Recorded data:

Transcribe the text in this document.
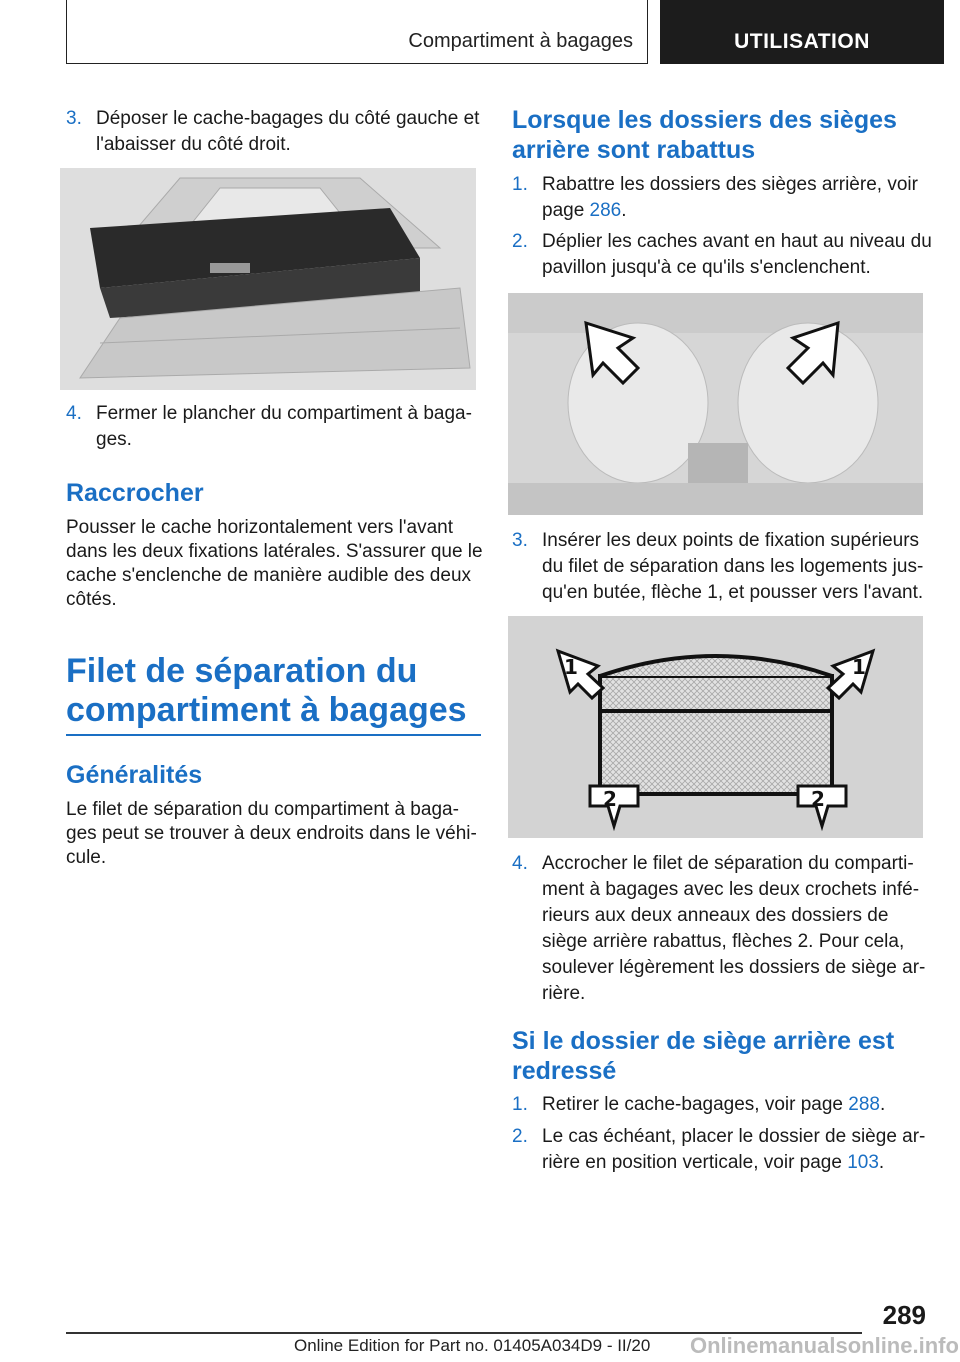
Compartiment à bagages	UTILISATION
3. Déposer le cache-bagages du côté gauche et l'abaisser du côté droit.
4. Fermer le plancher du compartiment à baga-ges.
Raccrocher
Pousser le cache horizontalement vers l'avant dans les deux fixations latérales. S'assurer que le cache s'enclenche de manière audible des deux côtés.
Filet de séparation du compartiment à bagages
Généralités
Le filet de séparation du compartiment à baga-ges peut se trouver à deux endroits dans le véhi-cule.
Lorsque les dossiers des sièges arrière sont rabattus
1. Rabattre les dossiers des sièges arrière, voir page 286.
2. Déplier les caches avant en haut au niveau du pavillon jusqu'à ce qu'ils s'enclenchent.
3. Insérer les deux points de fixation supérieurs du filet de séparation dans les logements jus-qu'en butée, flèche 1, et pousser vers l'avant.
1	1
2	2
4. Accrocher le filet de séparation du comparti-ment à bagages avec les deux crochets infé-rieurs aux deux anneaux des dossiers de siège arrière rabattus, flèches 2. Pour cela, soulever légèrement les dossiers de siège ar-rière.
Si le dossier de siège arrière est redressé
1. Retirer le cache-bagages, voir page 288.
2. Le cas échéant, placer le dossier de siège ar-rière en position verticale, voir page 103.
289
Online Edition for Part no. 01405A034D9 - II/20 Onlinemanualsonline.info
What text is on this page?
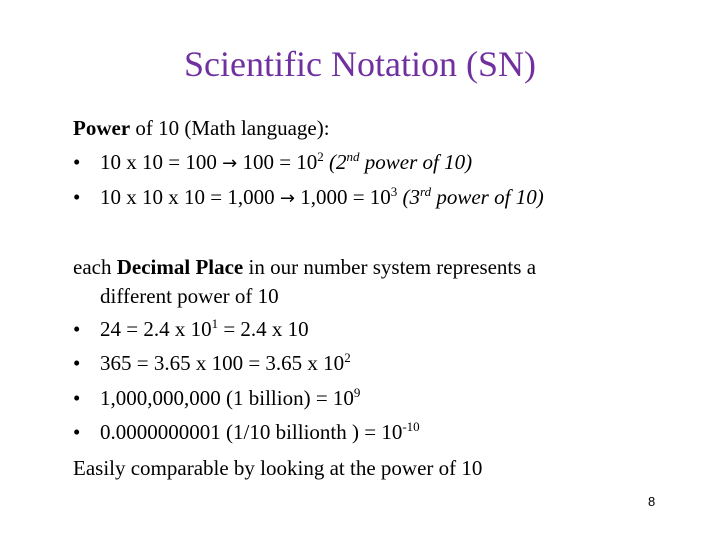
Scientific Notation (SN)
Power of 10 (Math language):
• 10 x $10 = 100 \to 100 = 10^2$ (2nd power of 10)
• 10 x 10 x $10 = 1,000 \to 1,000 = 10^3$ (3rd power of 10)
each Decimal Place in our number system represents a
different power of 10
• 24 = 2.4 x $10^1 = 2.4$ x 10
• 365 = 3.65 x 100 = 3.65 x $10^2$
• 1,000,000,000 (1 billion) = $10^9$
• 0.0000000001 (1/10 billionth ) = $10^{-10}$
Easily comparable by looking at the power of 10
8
--
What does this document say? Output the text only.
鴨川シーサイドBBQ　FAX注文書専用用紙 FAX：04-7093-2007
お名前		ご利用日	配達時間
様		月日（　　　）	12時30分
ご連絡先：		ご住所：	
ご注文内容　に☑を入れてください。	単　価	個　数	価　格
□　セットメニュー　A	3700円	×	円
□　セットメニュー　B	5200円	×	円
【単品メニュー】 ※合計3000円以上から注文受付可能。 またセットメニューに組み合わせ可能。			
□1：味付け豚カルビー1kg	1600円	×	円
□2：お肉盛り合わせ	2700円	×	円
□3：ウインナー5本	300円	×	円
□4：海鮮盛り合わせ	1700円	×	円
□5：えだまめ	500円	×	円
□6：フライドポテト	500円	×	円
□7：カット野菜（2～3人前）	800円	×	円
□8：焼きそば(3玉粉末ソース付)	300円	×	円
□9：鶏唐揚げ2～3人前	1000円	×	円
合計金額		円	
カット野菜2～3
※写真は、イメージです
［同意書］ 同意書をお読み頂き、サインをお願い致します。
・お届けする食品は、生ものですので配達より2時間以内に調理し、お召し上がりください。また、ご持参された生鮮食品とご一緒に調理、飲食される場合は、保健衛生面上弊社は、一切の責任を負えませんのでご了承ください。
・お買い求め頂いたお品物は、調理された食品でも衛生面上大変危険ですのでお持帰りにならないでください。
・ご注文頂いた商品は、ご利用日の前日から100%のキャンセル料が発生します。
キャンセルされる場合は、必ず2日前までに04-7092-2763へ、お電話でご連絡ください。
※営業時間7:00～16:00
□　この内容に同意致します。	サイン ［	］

-- Set task --
Leave out every line without the string "bagages" and copy the rest.

-- Result --
Compartiment à bagages	UTILISATION
3. Déposer le cache-bagages du côté gauche et l'abaisser du côté droit.
Filet de séparation du compartiment à bagages
4. Accrocher le filet de séparation du comparti-ment à bagages avec les deux crochets infé-rieurs aux deux anneaux des dossiers de siège arrière rabattus, flèches 2. Pour cela, soulever légèrement les dossiers de siège ar-rière.
1. Retirer le cache-bagages, voir page 288.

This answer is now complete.